▸ **Exercise task**
Update the entries from the very first line down through the line containing "bar-data-label: 370 (3.5%)", replacing "category-label" with "country-label" and keeping everything else unchanged.

Saved data entries
·····
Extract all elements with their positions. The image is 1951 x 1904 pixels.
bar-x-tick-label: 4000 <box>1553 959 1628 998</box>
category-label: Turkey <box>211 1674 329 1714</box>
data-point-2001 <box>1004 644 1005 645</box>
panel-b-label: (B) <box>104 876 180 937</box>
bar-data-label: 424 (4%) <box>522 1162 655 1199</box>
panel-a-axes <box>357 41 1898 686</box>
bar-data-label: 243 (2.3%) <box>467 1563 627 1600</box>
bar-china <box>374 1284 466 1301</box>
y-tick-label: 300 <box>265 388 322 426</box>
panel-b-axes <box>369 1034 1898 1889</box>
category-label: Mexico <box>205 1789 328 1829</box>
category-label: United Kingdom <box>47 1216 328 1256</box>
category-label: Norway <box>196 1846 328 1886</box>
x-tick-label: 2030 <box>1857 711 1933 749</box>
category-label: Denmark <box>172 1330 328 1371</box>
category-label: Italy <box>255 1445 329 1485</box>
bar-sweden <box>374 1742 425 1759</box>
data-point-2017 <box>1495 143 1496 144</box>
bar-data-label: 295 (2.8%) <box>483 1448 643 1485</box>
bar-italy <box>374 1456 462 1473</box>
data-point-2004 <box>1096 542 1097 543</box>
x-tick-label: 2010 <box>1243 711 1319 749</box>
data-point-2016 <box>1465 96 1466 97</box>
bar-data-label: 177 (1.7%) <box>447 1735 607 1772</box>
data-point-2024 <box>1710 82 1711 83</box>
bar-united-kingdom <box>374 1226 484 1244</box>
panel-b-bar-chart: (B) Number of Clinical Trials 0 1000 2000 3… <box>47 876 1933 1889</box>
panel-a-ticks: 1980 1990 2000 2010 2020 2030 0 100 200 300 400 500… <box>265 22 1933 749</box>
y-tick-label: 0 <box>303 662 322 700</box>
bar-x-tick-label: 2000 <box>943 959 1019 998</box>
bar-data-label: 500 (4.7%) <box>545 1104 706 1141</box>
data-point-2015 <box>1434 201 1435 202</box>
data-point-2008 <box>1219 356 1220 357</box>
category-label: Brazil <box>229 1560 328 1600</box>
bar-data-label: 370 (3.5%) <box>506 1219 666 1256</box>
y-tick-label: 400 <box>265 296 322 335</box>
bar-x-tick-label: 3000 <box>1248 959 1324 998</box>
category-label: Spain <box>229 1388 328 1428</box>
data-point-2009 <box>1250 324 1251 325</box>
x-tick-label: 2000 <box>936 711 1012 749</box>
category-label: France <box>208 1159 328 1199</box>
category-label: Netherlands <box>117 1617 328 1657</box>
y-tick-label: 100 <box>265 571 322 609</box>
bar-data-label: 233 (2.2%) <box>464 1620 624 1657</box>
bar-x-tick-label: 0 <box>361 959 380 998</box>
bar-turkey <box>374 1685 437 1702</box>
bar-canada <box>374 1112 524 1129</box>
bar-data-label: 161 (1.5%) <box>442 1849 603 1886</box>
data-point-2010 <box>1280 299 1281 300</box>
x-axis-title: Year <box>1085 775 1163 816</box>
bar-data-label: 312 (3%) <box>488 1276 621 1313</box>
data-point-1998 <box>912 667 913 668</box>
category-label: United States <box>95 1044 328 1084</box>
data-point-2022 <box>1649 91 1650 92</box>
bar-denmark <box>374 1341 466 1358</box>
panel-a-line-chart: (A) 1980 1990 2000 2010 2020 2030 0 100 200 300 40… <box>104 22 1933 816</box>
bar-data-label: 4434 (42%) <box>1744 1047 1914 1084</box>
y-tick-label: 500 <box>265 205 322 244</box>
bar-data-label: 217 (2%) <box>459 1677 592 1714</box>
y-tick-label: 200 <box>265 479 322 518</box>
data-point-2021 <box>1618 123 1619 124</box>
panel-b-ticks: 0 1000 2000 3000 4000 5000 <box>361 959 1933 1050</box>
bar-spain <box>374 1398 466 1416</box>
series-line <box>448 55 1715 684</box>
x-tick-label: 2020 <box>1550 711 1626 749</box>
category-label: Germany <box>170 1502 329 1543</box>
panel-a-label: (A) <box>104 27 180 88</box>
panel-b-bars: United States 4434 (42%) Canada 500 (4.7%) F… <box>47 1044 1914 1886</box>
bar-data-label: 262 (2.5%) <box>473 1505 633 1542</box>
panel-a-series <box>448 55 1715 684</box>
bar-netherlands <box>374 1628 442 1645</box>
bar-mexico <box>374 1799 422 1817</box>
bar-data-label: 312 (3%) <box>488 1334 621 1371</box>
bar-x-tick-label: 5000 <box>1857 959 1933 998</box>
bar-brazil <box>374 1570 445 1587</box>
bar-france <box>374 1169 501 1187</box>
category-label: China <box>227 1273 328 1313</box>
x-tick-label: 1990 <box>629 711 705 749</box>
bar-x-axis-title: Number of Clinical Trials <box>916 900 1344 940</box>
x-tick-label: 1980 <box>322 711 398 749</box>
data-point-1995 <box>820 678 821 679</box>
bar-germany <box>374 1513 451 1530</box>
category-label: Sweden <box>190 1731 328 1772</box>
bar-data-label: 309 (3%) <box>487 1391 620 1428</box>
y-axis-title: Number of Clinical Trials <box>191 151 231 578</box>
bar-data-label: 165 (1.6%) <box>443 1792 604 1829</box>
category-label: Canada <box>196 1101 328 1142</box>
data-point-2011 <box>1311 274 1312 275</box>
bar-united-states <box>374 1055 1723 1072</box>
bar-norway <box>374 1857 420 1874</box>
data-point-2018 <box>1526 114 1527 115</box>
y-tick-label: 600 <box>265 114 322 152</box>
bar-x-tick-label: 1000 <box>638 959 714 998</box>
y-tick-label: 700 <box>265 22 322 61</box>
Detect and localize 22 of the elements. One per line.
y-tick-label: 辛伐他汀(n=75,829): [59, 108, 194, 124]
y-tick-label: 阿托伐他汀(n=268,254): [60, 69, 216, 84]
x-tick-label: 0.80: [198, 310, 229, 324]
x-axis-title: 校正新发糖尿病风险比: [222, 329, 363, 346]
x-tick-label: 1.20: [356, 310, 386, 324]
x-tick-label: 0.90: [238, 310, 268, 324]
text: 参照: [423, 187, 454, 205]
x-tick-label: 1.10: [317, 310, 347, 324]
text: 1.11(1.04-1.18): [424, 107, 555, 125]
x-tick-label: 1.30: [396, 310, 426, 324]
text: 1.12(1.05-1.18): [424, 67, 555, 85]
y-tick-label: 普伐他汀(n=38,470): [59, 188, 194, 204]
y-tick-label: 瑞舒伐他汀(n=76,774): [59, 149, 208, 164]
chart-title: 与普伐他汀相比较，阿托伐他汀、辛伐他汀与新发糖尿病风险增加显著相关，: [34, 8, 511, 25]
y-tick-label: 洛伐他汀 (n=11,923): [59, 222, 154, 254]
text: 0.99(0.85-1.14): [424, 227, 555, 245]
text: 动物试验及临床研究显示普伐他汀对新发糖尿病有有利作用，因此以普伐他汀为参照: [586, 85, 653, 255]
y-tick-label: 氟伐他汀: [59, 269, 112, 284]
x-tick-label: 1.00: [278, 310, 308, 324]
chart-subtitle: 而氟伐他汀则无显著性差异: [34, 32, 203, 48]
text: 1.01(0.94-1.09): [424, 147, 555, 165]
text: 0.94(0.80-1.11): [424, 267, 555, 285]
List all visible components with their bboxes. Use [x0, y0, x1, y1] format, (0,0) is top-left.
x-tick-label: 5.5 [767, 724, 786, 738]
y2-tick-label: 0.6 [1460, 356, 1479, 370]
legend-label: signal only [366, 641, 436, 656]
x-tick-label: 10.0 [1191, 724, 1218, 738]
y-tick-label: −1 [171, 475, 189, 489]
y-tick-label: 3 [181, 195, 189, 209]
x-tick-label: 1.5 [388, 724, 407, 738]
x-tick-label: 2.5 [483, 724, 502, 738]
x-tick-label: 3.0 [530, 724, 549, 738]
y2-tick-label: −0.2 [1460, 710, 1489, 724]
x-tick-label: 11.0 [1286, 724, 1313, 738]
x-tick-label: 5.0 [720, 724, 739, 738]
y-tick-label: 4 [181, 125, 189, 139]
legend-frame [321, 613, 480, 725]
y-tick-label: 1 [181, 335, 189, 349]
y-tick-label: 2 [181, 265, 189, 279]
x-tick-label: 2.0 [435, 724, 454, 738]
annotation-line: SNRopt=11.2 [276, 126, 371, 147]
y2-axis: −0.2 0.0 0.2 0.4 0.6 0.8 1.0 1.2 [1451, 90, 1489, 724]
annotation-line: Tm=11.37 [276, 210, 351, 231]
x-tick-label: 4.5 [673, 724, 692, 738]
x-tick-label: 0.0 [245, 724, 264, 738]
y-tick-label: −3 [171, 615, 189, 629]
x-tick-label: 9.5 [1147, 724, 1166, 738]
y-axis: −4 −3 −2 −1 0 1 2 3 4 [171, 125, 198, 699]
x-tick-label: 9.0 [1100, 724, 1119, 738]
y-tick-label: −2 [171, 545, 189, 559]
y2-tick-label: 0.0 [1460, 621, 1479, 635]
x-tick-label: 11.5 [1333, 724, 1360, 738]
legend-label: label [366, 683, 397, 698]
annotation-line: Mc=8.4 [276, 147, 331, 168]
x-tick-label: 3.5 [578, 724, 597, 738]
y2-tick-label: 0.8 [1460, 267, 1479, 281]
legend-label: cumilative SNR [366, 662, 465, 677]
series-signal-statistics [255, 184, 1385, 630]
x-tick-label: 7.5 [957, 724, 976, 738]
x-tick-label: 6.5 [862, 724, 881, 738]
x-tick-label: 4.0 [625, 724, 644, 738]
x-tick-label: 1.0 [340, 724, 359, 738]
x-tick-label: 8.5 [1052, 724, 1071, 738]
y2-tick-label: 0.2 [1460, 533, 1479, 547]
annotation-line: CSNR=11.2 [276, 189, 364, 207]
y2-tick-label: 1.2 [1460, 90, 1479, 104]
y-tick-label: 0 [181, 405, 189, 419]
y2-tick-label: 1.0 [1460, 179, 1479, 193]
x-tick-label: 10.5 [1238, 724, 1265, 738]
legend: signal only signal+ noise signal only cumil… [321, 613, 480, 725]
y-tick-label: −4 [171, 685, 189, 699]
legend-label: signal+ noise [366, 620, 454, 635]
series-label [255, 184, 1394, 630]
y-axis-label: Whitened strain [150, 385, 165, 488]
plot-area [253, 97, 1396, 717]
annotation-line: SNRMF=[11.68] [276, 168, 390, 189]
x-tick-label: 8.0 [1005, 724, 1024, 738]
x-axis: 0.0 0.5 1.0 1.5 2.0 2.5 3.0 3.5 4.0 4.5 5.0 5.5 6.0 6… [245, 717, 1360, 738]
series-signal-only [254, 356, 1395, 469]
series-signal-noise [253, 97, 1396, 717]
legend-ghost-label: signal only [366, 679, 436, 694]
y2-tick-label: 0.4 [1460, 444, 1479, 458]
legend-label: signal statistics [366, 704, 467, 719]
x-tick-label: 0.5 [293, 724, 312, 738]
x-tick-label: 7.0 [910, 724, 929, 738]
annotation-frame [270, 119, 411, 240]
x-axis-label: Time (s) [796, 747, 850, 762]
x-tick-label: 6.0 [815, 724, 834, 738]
·····
▸ **Exercise solution**
Extract all elements with their positions. The image is 1951 x 1904 pixels.
bar-x-tick-label: 4000 <box>1553 959 1628 998</box>
country-label: Turkey <box>211 1674 329 1714</box>
data-point-2001 <box>1004 644 1005 645</box>
panel-b-label: (B) <box>104 876 180 937</box>
bar-data-label: 424 (4%) <box>522 1162 655 1199</box>
panel-a-axes <box>357 41 1898 686</box>
bar-data-label: 243 (2.3%) <box>467 1563 627 1600</box>
bar-china <box>374 1284 466 1301</box>
y-tick-label: 300 <box>265 388 322 426</box>
panel-b-axes <box>369 1034 1898 1889</box>
country-label: Mexico <box>205 1789 328 1829</box>
country-label: United Kingdom <box>47 1216 328 1256</box>
country-label: Norway <box>196 1846 328 1886</box>
x-tick-label: 2030 <box>1857 711 1933 749</box>
country-label: Denmark <box>172 1330 328 1371</box>
country-label: Italy <box>255 1445 329 1485</box>
bar-sweden <box>374 1742 425 1759</box>
data-point-2017 <box>1495 143 1496 144</box>
bar-data-label: 295 (2.8%) <box>483 1448 643 1485</box>
bar-italy <box>374 1456 462 1473</box>
data-point-2004 <box>1096 542 1097 543</box>
x-tick-label: 2010 <box>1243 711 1319 749</box>
data-point-2016 <box>1465 96 1466 97</box>
bar-data-label: 177 (1.7%) <box>447 1735 607 1772</box>
data-point-2024 <box>1710 82 1711 83</box>
bar-united-kingdom <box>374 1226 484 1244</box>
panel-b-bar-chart: (B) Number of Clinical Trials 0 1000 2000 3… <box>47 876 1933 1889</box>
panel-a-ticks: 1980 1990 2000 2010 2020 2030 0 100 200 300 400 500… <box>265 22 1933 749</box>
y-tick-label: 0 <box>303 662 322 700</box>
bar-x-tick-label: 2000 <box>943 959 1019 998</box>
bar-data-label: 500 (4.7%) <box>545 1104 706 1141</box>
data-point-2015 <box>1434 201 1435 202</box>
data-point-2008 <box>1219 356 1220 357</box>
country-label: Brazil <box>229 1560 328 1600</box>
bar-data-label: 370 (3.5%) <box>506 1219 666 1256</box>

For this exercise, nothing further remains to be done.